• Written instruction: Copy every line that holds "function".

-- Begin Input --

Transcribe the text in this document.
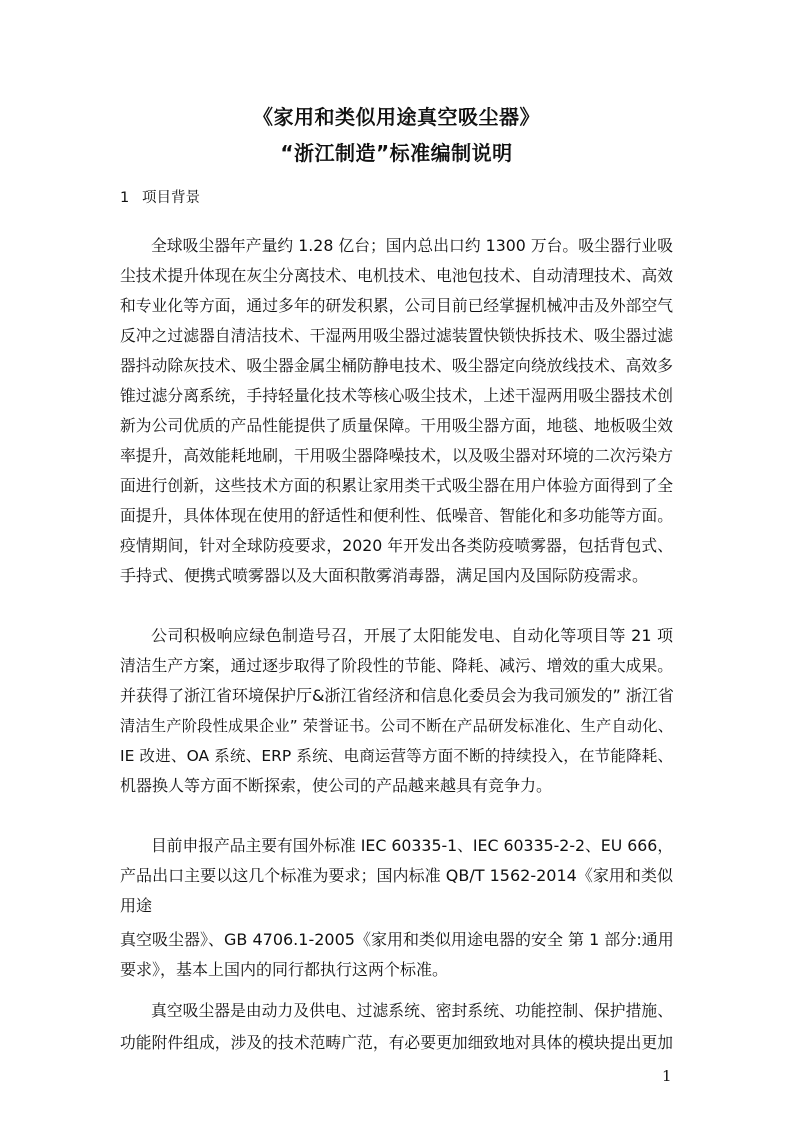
《家用和类似用途真空吸尘器》
“浙江制造”标准编制说明
1 项目背景
全球吸尘器年产量约 1.28 亿台；国内总出口约 1300 万台。吸尘器行业吸
尘技术提升体现在灰尘分离技术、电机技术、电池包技术、自动清理技术、高效
和专业化等方面，通过多年的研发积累，公司目前已经掌握机械冲击及外部空气
反冲之过滤器自清洁技术、干湿两用吸尘器过滤装置快锁快拆技术、吸尘器过滤
器抖动除灰技术、吸尘器金属尘桶防静电技术、吸尘器定向绕放线技术、高效多
锥过滤分离系统，手持轻量化技术等核心吸尘技术，上述干湿两用吸尘器技术创
新为公司优质的产品性能提供了质量保障。干用吸尘器方面，地毯、地板吸尘效
率提升，高效能耗地刷，干用吸尘器降噪技术，以及吸尘器对环境的二次污染方
面进行创新，这些技术方面的积累让家用类干式吸尘器在用户体验方面得到了全
面提升，具体体现在使用的舒适性和便利性、低噪音、智能化和多功能等方面。
疫情期间，针对全球防疫要求，2020 年开发出各类防疫喷雾器，包括背包式、
手持式、便携式喷雾器以及大面积散雾消毒器，满足国内及国际防疫需求。
公司积极响应绿色制造号召，开展了太阳能发电、自动化等项目等 21 项
清洁生产方案，通过逐步取得了阶段性的节能、降耗、减污、增效的重大成果。
并获得了浙江省环境保护厅&浙江省经济和信息化委员会为我司颁发的” 浙江省
清洁生产阶段性成果企业” 荣誉证书。公司不断在产品研发标准化、生产自动化、
IE 改进、OA 系统、ERP 系统、电商运营等方面不断的持续投入，在节能降耗、
机器换人等方面不断探索，使公司的产品越来越具有竞争力。
目前申报产品主要有国外标准 IEC 60335-1、IEC 60335-2-2、EU 666，
产品出口主要以这几个标准为要求；国内标准 QB/T 1562-2014《家用和类似
用途
真空吸尘器》、GB 4706.1-2005《家用和类似用途电器的安全 第 1 部分:通用
要求》，基本上国内的同行都执行这两个标准。
真空吸尘器是由动力及供电、过滤系统、密封系统、功能控制、保护措施、
功能附件组成，涉及的技术范畴广范，有必要更加细致地对具体的模块提出更加
1
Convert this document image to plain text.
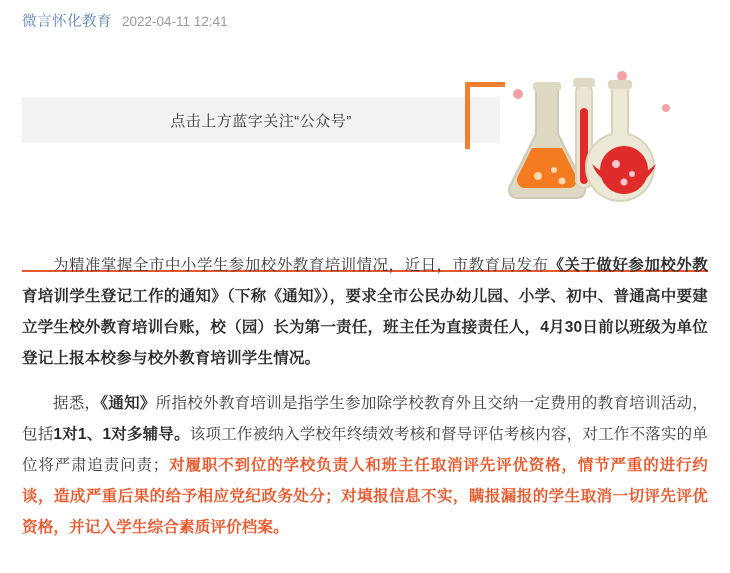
微言怀化教育 2022-04-11 12:41
点击上方蓝字关注“公众号”

为精准掌握全市中小学生参加校外教育培训情况，近日，市教育局发布《关于做好参加校外教育培训学生登记工作的通知》（下称《通知》），要求全市公民办幼儿园、小学、初中、普通高中要建立学生校外教育培训台账，校（园）长为第一责任，班主任为直接责任人，4月30日前以班级为单位登记上报本校参与校外教育培训学生情况。

据悉，《通知》所指校外教育培训是指学生参加除学校教育外且交纳一定费用的教育培训活动，包括1对1、1对多辅导。该项工作被纳入学校年终绩效考核和督导评估考核内容，对工作不落实的单位将严肃追责问责；对履职不到位的学校负责人和班主任取消评先评优资格，情节严重的进行约谈，造成严重后果的给予相应党纪政务处分；对填报信息不实，瞒报漏报的学生取消一切评先评优资格，并记入学生综合素质评价档案。
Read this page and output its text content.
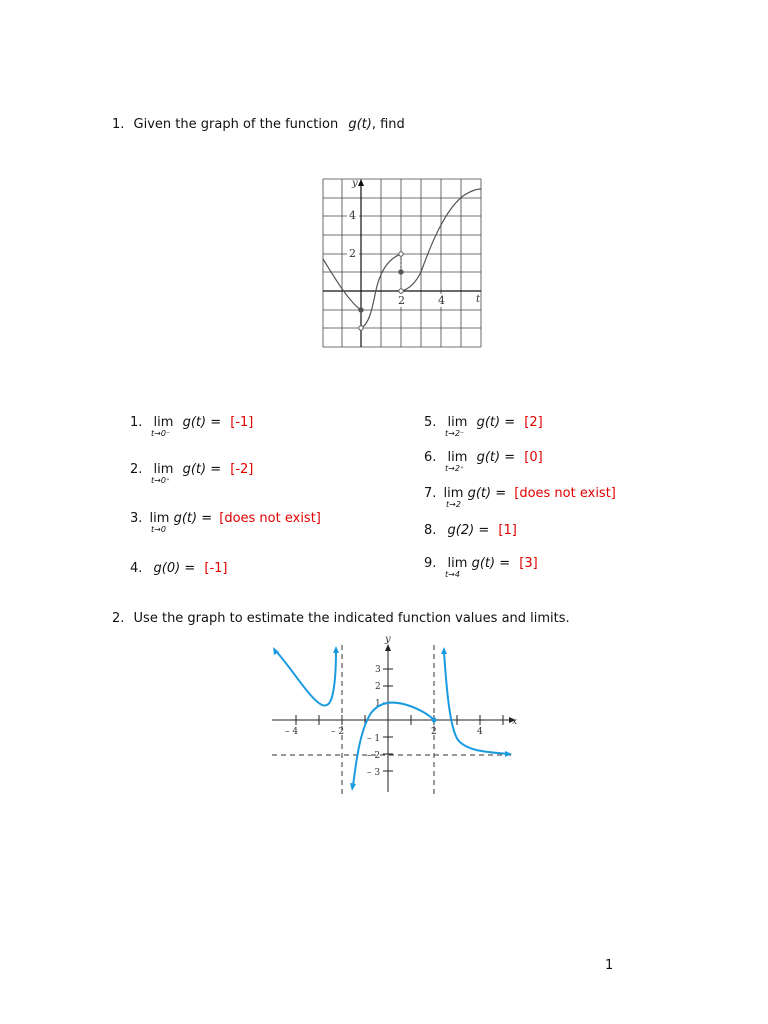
1. Given the graph of the function g(t), find
y
t
4
2
2	4
1. lim g(t) = [-1]
t→0⁻
2. lim g(t) = [-2]
t→0⁺
3. lim g(t) = [does not exist]
t→0
4. g(0) = [-1]
5. lim g(t) = [2]
t→2⁻
6. lim g(t) = [0]
t→2⁺
7. lim g(t) = [does not exist]
t→2
8. g(2) = [1]
9. lim g(t) = [3]
t→4
2. Use the graph to estimate the indicated function values and limits.
y
x
– 4	– 2	2	4
3
2
1
– 1
– 2
– 3
1
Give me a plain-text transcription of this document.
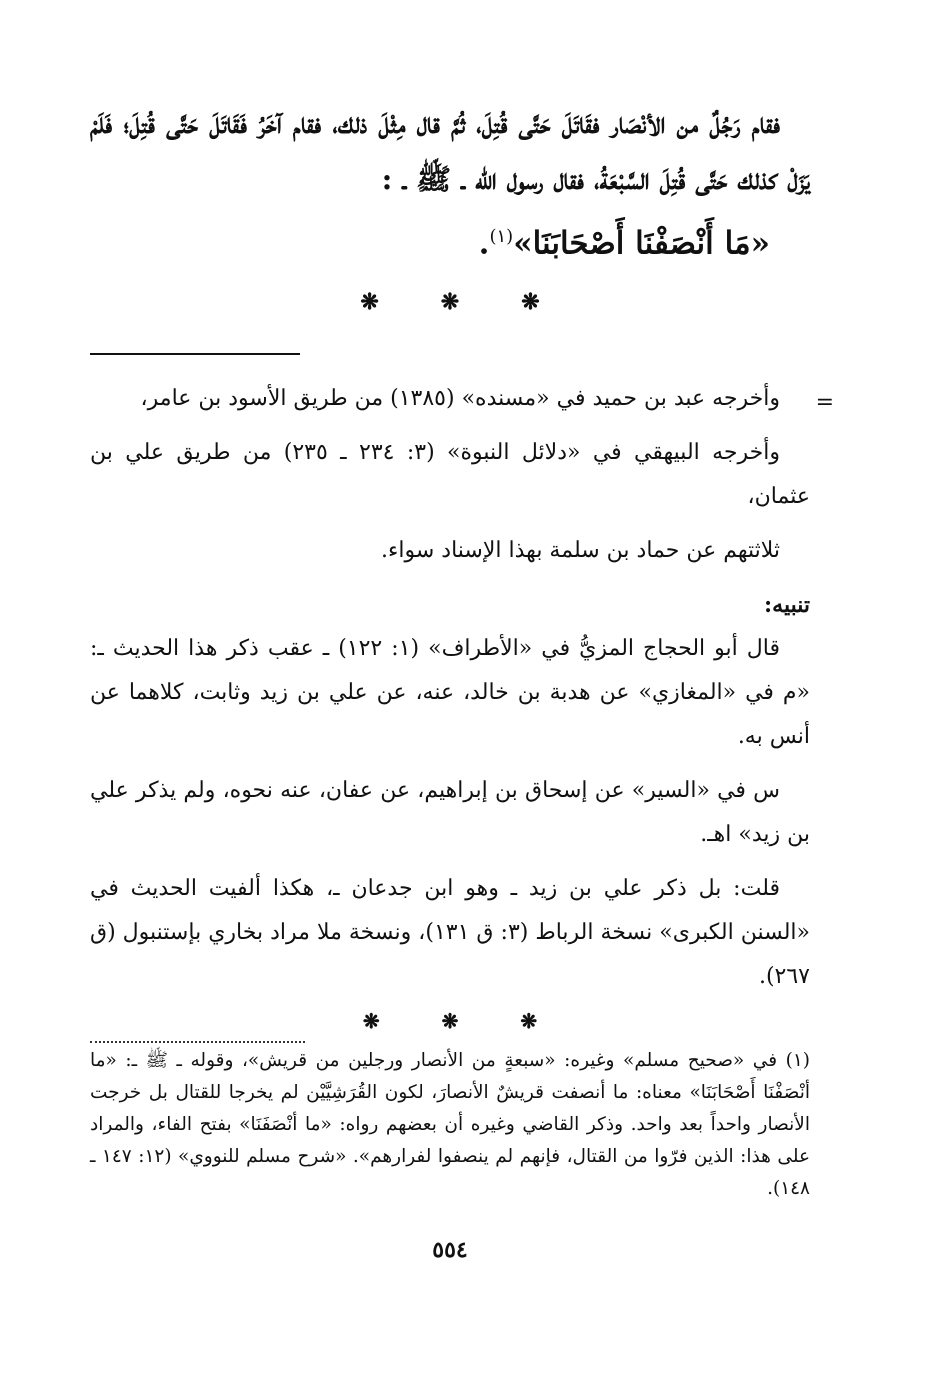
فقام رَجُلٌ من الأنْصَار فقَاتَلَ حَتَّى قُتِلَ، ثُمَّ قال مِثْلَ ذلك، فقام آخَرُ فَقَاتَلَ حَتَّى قُتِلَ؛ فَلَمْ يَزَلْ كذلك حَتَّى قُتِلَ السَّبْعَةُ، فقال رسول الله ـ ﷺ ـ :

«مَا أَنْصَفْنَا أَصْحَابَنَا»$^{(١)}$.
❋
❋
❋
=

وأخرجه عبد بن حميد في «مسنده» (١٣٨٥) من طريق الأسود بن عامر،

وأخرجه البيهقي في «دلائل النبوة» (٣: ٢٣٤ ـ ٢٣٥) من طريق علي بن عثمان،

ثلاثتهم عن حماد بن سلمة بهذا الإسناد سواء.

تنبيه:

قال أبو الحجاج المزيُّ في «الأطراف» (١: ١٢٢) ـ عقب ذكر هذا الحديث ـ: «م في «المغازي» عن هدبة بن خالد، عنه، عن علي بن زيد وثابت، كلاهما عن أنس به.

س في «السير» عن إسحاق بن إبراهيم، عن عفان، عنه نحوه، ولم يذكر علي بن زيد» اهـ.

قلت: بل ذكر علي بن زيد ـ وهو ابن جدعان ـ، هكذا ألفيت الحديث في «السنن الكبرى» نسخة الرباط (٣: ق ١٣١)، ونسخة ملا مراد بخاري بإستنبول (ق ٢٦٧).

❋
❋
❋

(١) في «صحيح مسلم» وغيره: «سبعةٍ من الأنصار ورجلين من قريش»، وقوله ـ ﷺ ـ: «ما أنْصَفْنَا أَصْحَابَنَا» معناه: ما أنصفت قريشٌ الأنصارَ، لكون القُرَشِيَّيْن لم يخرجا للقتال بل خرجت الأنصار واحداً بعد واحد. وذكر القاضي وغيره أن بعضهم رواه: «ما أنْصَفَنَا» بفتح الفاء، والمراد على هذا: الذين فرّوا من القتال، فإنهم لم ينصفوا لفرارهم». «شرح مسلم للنووي» (١٢: ١٤٧ ـ ١٤٨).

٥٥٤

-- End Input --

• Solution below:
1. Given the graph of the function g(t), find
2. Use the graph to estimate the indicated function values and limits.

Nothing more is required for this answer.